_Prompt_. Each entry in the listing below should be restated word for word.

[Structured figure records]
__________

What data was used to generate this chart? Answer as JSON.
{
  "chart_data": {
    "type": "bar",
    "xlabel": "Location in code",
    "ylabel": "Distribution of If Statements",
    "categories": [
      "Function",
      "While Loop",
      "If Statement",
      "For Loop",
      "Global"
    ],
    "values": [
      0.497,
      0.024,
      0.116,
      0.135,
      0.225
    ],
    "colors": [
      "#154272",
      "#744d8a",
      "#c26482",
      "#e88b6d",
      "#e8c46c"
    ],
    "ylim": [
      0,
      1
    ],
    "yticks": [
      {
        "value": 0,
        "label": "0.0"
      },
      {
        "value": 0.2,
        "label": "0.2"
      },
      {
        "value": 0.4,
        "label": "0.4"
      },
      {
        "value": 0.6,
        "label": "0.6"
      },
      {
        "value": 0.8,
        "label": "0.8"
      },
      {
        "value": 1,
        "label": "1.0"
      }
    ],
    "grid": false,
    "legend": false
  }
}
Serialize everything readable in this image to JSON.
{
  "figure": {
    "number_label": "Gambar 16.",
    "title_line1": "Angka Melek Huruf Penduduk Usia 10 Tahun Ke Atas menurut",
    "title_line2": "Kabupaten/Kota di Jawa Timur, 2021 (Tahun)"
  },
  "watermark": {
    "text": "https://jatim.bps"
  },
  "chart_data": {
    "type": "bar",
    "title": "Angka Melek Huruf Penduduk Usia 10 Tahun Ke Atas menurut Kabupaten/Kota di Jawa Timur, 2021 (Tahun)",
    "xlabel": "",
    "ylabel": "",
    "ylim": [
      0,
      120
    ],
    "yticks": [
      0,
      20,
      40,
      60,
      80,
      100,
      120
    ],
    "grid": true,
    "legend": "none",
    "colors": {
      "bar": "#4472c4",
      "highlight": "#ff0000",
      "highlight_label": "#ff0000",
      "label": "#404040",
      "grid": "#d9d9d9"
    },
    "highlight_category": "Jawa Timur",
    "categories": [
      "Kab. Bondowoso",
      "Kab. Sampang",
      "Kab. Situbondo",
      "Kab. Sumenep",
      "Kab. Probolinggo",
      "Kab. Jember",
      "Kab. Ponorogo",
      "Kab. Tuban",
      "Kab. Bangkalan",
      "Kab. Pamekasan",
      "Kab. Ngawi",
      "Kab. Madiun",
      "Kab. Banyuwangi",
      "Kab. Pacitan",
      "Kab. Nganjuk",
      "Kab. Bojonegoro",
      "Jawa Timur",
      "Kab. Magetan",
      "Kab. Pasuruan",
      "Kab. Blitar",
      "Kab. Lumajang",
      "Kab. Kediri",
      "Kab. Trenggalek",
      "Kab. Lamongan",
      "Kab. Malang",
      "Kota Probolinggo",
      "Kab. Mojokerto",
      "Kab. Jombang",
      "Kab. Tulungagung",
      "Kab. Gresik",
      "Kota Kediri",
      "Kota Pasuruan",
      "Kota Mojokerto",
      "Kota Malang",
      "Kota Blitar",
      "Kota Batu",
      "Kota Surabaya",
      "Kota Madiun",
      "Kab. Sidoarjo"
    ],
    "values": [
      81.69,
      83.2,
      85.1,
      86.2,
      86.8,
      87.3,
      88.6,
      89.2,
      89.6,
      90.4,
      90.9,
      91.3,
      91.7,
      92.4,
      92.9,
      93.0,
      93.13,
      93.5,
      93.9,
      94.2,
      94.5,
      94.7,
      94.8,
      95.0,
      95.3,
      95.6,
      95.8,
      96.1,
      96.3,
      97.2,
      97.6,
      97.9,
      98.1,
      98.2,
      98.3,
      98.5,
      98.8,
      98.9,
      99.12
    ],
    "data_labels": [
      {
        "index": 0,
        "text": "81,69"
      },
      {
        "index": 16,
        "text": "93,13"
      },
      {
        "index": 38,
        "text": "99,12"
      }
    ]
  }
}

__________

_Task result_.
What data was used to generate this chart? Answer as JSON.
{
  "chart_data": {
    "type": "bar",
    "xlabel": "Location in code",
    "ylabel": "Distribution of If Statements",
    "categories": [
      "Function",
      "While Loop",
      "If Statement",
      "For Loop",
      "Global"
    ],
    "values": [
      0.497,
      0.024,
      0.116,
      0.135,
      0.225
    ],
    "colors": [
      "#154272",
      "#744d8a",
      "#c26482",
      "#e88b6d",
      "#e8c46c"
    ],
    "ylim": [
      0,
      1
    ],
    "yticks": [
      {
        "value": 0,
        "label": "0.0"
      },
      {
        "value": 0.2,
        "label": "0.2"
      },
      {
        "value": 0.4,
        "label": "0.4"
      },
      {
        "value": 0.6,
        "label": "0.6"
      },
      {
        "value": 0.8,
        "label": "0.8"
      },
      {
        "value": 1,
        "label": "1.0"
      }
    ],
    "grid": false,
    "legend": false
  }
}
Serialize everything readable in this image to JSON.
{
  "figure": {
    "number_label": "Gambar 16.",
    "title_line1": "Angka Melek Huruf Penduduk Usia 10 Tahun Ke Atas menurut",
    "title_line2": "Kabupaten/Kota di Jawa Timur, 2021 (Tahun)"
  },
  "watermark": {
    "text": "https://jatim.bps"
  },
  "chart_data": {
    "type": "bar",
    "title": "Angka Melek Huruf Penduduk Usia 10 Tahun Ke Atas menurut Kabupaten/Kota di Jawa Timur, 2021 (Tahun)",
    "xlabel": "",
    "ylabel": "",
    "ylim": [
      0,
      120
    ],
    "yticks": [
      0,
      20,
      40,
      60,
      80,
      100,
      120
    ],
    "grid": true,
    "legend": "none",
    "colors": {
      "bar": "#4472c4",
      "highlight": "#ff0000",
      "highlight_label": "#ff0000",
      "label": "#404040",
      "grid": "#d9d9d9"
    },
    "highlight_category": "Jawa Timur",
    "categories": [
      "Kab. Bondowoso",
      "Kab. Sampang",
      "Kab. Situbondo",
      "Kab. Sumenep",
      "Kab. Probolinggo",
      "Kab. Jember",
      "Kab. Ponorogo",
      "Kab. Tuban",
      "Kab. Bangkalan",
      "Kab. Pamekasan",
      "Kab. Ngawi",
      "Kab. Madiun",
      "Kab. Banyuwangi",
      "Kab. Pacitan",
      "Kab. Nganjuk",
      "Kab. Bojonegoro",
      "Jawa Timur",
      "Kab. Magetan",
      "Kab. Pasuruan",
      "Kab. Blitar",
      "Kab. Lumajang",
      "Kab. Kediri",
      "Kab. Trenggalek",
      "Kab. Lamongan",
      "Kab. Malang",
      "Kota Probolinggo",
      "Kab. Mojokerto",
      "Kab. Jombang",
      "Kab. Tulungagung",
      "Kab. Gresik",
      "Kota Kediri",
      "Kota Pasuruan",
      "Kota Mojokerto",
      "Kota Malang",
      "Kota Blitar",
      "Kota Batu",
      "Kota Surabaya",
      "Kota Madiun",
      "Kab. Sidoarjo"
    ],
    "values": [
      81.69,
      83.2,
      85.1,
      86.2,
      86.8,
      87.3,
      88.6,
      89.2,
      89.6,
      90.4,
      90.9,
      91.3,
      91.7,
      92.4,
      92.9,
      93.0,
      93.13,
      93.5,
      93.9,
      94.2,
      94.5,
      94.7,
      94.8,
      95.0,
      95.3,
      95.6,
      95.8,
      96.1,
      96.3,
      97.2,
      97.6,
      97.9,
      98.1,
      98.2,
      98.3,
      98.5,
      98.8,
      98.9,
      99.12
    ],
    "data_labels": [
      {
        "index": 0,
        "text": "81,69"
      },
      {
        "index": 16,
        "text": "93,13"
      },
      {
        "index": 38,
        "text": "99,12"
      }
    ]
  }
}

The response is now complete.